Write out the listing below in full and exactly, leaving out every picture.

++++ Records to process ++++

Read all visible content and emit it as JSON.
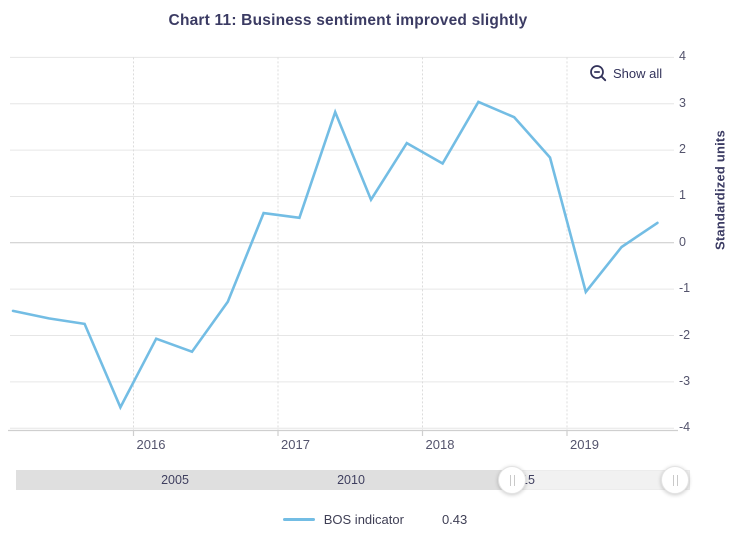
{
  "header": {
    "title": "Chart 11: Business sentiment improved slightly"
  },
  "toolbar": {
    "show_all_label": "Show all"
  },
  "chart_data": {
    "type": "line",
    "title": "Chart 11: Business sentiment improved slightly",
    "xlabel": "",
    "ylabel": "Standardized units",
    "ylim": [
      -4,
      4
    ],
    "y_ticks": [
      4,
      3,
      2,
      1,
      0,
      -1,
      -2,
      -3,
      -4
    ],
    "x_ticks": [
      "2016",
      "2017",
      "2018",
      "2019"
    ],
    "grid": true,
    "legend_position": "bottom",
    "series": [
      {
        "name": "BOS indicator",
        "color": "#73bde4",
        "x": [
          "2015 Q1",
          "2015 Q2",
          "2015 Q3",
          "2015 Q4",
          "2016 Q1",
          "2016 Q2",
          "2016 Q3",
          "2016 Q4",
          "2017 Q1",
          "2017 Q2",
          "2017 Q3",
          "2017 Q4",
          "2018 Q1",
          "2018 Q2",
          "2018 Q3",
          "2018 Q4",
          "2019 Q1",
          "2019 Q2",
          "2019 Q3"
        ],
        "values": [
          -1.47,
          -1.63,
          -1.75,
          -3.55,
          -2.07,
          -2.35,
          -1.27,
          0.64,
          0.54,
          2.82,
          0.93,
          2.15,
          1.71,
          3.04,
          2.71,
          1.84,
          -1.06,
          -0.09,
          0.43
        ]
      }
    ]
  },
  "legend": {
    "series_label": "BOS indicator",
    "value": "0.43"
  },
  "navigator": {
    "labels": [
      "2005",
      "2010",
      "2015"
    ]
  },
  "colors": {
    "line": "#73bde4",
    "grid": "#e6e6e6",
    "grid_zero": "#c9c9c9",
    "axis_line": "#cfcfcf",
    "vgrid": "#dcdcdc"
  }
}
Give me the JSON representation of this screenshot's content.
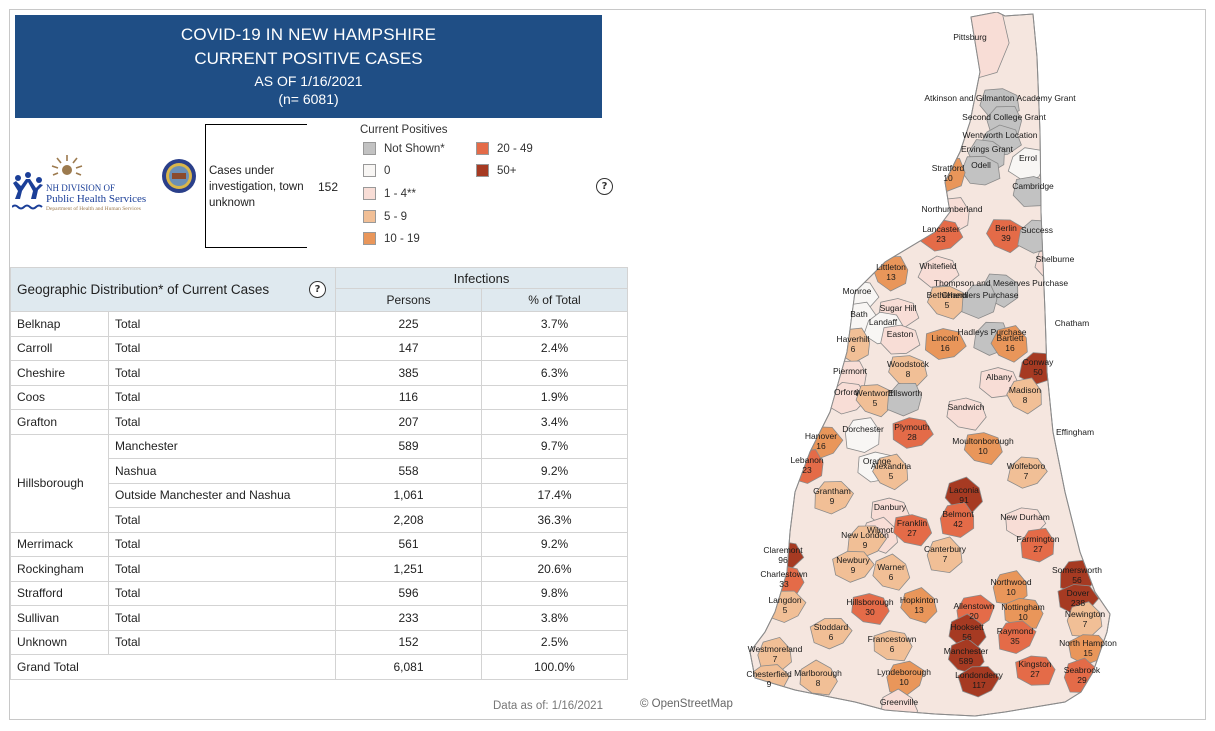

++++

Finished answer:
Read all visible content and emit it as JSON.
{
  "header": {
    "title": "Chart 11: Business sentiment improved slightly"
  },
  "toolbar": {
    "show_all_label": "Show all"
  },
  "chart_data": {
    "type": "line",
    "title": "Chart 11: Business sentiment improved slightly",
    "xlabel": "",
    "ylabel": "Standardized units",
    "ylim": [
      -4,
      4
    ],
    "y_ticks": [
      4,
      3,
      2,
      1,
      0,
      -1,
      -2,
      -3,
      -4
    ],
    "x_ticks": [
      "2016",
      "2017",
      "2018",
      "2019"
    ],
    "grid": true,
    "legend_position": "bottom",
    "series": [
      {
        "name": "BOS indicator",
        "color": "#73bde4",
        "x": [
          "2015 Q1",
          "2015 Q2",
          "2015 Q3",
          "2015 Q4",
          "2016 Q1",
          "2016 Q2",
          "2016 Q3",
          "2016 Q4",
          "2017 Q1",
          "2017 Q2",
          "2017 Q3",
          "2017 Q4",
          "2018 Q1",
          "2018 Q2",
          "2018 Q3",
          "2018 Q4",
          "2019 Q1",
          "2019 Q2",
          "2019 Q3"
        ],
        "values": [
          -1.47,
          -1.63,
          -1.75,
          -3.55,
          -2.07,
          -2.35,
          -1.27,
          0.64,
          0.54,
          2.82,
          0.93,
          2.15,
          1.71,
          3.04,
          2.71,
          1.84,
          -1.06,
          -0.09,
          0.43
        ]
      }
    ]
  },
  "legend": {
    "series_label": "BOS indicator",
    "value": "0.43"
  },
  "navigator": {
    "labels": [
      "2005",
      "2010",
      "2015"
    ]
  },
  "colors": {
    "line": "#73bde4",
    "grid": "#e6e6e6",
    "grid_zero": "#c9c9c9",
    "axis_line": "#cfcfcf",
    "vgrid": "#dcdcdc"
  }
}
Give me the JSON representation of this screenshot's content.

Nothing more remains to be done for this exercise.